## Given problem
All of the entries need to be written out again, exactly as they are.

## Data for processing
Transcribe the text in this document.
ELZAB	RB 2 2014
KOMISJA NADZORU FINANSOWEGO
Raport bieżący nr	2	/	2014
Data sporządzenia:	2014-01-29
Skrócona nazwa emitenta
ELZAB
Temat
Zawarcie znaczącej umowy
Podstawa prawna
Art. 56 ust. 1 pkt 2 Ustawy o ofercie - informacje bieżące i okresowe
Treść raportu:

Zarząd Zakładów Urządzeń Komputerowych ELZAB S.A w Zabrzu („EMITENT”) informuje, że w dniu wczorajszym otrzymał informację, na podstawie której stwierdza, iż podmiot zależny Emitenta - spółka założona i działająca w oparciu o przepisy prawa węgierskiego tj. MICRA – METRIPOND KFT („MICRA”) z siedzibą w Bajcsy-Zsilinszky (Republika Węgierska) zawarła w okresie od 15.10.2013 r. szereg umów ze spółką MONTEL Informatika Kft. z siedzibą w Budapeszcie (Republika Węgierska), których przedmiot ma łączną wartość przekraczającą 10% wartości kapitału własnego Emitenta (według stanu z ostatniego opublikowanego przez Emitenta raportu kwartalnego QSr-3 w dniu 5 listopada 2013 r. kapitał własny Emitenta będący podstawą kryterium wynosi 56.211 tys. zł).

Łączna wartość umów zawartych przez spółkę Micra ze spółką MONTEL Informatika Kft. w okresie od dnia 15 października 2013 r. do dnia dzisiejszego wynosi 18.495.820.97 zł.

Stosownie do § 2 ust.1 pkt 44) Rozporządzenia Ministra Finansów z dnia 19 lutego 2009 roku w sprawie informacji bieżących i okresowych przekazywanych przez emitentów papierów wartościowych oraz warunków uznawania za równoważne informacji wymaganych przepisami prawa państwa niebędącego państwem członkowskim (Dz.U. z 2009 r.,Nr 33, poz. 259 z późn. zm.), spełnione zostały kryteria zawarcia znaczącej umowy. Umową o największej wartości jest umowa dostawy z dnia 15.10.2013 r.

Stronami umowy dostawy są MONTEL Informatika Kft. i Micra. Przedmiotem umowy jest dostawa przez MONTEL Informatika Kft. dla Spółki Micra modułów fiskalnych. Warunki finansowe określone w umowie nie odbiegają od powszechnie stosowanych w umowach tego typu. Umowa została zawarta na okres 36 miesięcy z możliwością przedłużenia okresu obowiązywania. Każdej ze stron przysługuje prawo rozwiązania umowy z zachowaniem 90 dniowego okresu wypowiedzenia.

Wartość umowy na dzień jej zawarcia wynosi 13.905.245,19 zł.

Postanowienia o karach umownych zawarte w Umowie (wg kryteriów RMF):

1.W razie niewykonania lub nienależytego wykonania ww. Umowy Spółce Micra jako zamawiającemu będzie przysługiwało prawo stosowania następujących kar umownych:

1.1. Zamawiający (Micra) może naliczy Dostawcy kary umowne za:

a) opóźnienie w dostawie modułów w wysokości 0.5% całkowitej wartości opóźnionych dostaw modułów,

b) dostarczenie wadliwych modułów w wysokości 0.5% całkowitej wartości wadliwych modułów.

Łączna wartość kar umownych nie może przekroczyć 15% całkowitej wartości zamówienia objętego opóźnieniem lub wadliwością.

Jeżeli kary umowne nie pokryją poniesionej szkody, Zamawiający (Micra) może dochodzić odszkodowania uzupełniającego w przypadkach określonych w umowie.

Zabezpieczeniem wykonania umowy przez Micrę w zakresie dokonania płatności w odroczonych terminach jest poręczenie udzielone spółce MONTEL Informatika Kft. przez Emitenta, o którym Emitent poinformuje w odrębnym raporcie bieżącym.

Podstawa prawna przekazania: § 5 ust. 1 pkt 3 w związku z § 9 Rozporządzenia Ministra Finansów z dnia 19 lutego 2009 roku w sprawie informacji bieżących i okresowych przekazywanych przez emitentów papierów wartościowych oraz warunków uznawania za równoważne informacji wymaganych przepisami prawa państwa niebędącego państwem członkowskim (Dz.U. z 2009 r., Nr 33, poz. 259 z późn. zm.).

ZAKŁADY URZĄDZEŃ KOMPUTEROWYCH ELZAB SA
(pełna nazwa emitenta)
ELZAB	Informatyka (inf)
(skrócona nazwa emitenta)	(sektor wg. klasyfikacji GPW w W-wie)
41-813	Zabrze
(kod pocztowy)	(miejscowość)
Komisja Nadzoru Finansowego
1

## Written answer
Transcribe the text in this document.
ELZAB	RB 2 2014
KOMISJA NADZORU FINANSOWEGO
Raport bieżący nr	2	/	2014
Data sporządzenia:	2014-01-29
Skrócona nazwa emitenta
ELZAB
Temat
Zawarcie znaczącej umowy
Podstawa prawna
Art. 56 ust. 1 pkt 2 Ustawy o ofercie - informacje bieżące i okresowe
Treść raportu:

Zarząd Zakładów Urządzeń Komputerowych ELZAB S.A w Zabrzu („EMITENT”) informuje, że w dniu wczorajszym otrzymał informację, na podstawie której stwierdza, iż podmiot zależny Emitenta - spółka założona i działająca w oparciu o przepisy prawa węgierskiego tj. MICRA – METRIPOND KFT („MICRA”) z siedzibą w Bajcsy-Zsilinszky (Republika Węgierska) zawarła w okresie od 15.10.2013 r. szereg umów ze spółką MONTEL Informatika Kft. z siedzibą w Budapeszcie (Republika Węgierska), których przedmiot ma łączną wartość przekraczającą 10% wartości kapitału własnego Emitenta (według stanu z ostatniego opublikowanego przez Emitenta raportu kwartalnego QSr-3 w dniu 5 listopada 2013 r. kapitał własny Emitenta będący podstawą kryterium wynosi 56.211 tys. zł).

Łączna wartość umów zawartych przez spółkę Micra ze spółką MONTEL Informatika Kft. w okresie od dnia 15 października 2013 r. do dnia dzisiejszego wynosi 18.495.820.97 zł.

Stosownie do § 2 ust.1 pkt 44) Rozporządzenia Ministra Finansów z dnia 19 lutego 2009 roku w sprawie informacji bieżących i okresowych przekazywanych przez emitentów papierów wartościowych oraz warunków uznawania za równoważne informacji wymaganych przepisami prawa państwa niebędącego państwem członkowskim (Dz.U. z 2009 r.,Nr 33, poz. 259 z późn. zm.), spełnione zostały kryteria zawarcia znaczącej umowy. Umową o największej wartości jest umowa dostawy z dnia 15.10.2013 r.

Stronami umowy dostawy są MONTEL Informatika Kft. i Micra. Przedmiotem umowy jest dostawa przez MONTEL Informatika Kft. dla Spółki Micra modułów fiskalnych. Warunki finansowe określone w umowie nie odbiegają od powszechnie stosowanych w umowach tego typu. Umowa została zawarta na okres 36 miesięcy z możliwością przedłużenia okresu obowiązywania. Każdej ze stron przysługuje prawo rozwiązania umowy z zachowaniem 90 dniowego okresu wypowiedzenia.

Wartość umowy na dzień jej zawarcia wynosi 13.905.245,19 zł.

Postanowienia o karach umownych zawarte w Umowie (wg kryteriów RMF):

1.W razie niewykonania lub nienależytego wykonania ww. Umowy Spółce Micra jako zamawiającemu będzie przysługiwało prawo stosowania następujących kar umownych:

1.1. Zamawiający (Micra) może naliczy Dostawcy kary umowne za:

a) opóźnienie w dostawie modułów w wysokości 0.5% całkowitej wartości opóźnionych dostaw modułów,

b) dostarczenie wadliwych modułów w wysokości 0.5% całkowitej wartości wadliwych modułów.

Łączna wartość kar umownych nie może przekroczyć 15% całkowitej wartości zamówienia objętego opóźnieniem lub wadliwością.

Jeżeli kary umowne nie pokryją poniesionej szkody, Zamawiający (Micra) może dochodzić odszkodowania uzupełniającego w przypadkach określonych w umowie.

Zabezpieczeniem wykonania umowy przez Micrę w zakresie dokonania płatności w odroczonych terminach jest poręczenie udzielone spółce MONTEL Informatika Kft. przez Emitenta, o którym Emitent poinformuje w odrębnym raporcie bieżącym.

Podstawa prawna przekazania: § 5 ust. 1 pkt 3 w związku z § 9 Rozporządzenia Ministra Finansów z dnia 19 lutego 2009 roku w sprawie informacji bieżących i okresowych przekazywanych przez emitentów papierów wartościowych oraz warunków uznawania za równoważne informacji wymaganych przepisami prawa państwa niebędącego państwem członkowskim (Dz.U. z 2009 r., Nr 33, poz. 259 z późn. zm.).

ZAKŁADY URZĄDZEŃ KOMPUTEROWYCH ELZAB SA
(pełna nazwa emitenta)
ELZAB	Informatyka (inf)
(skrócona nazwa emitenta)	(sektor wg. klasyfikacji GPW w W-wie)
41-813	Zabrze
(kod pocztowy)	(miejscowość)
Komisja Nadzoru Finansowego
1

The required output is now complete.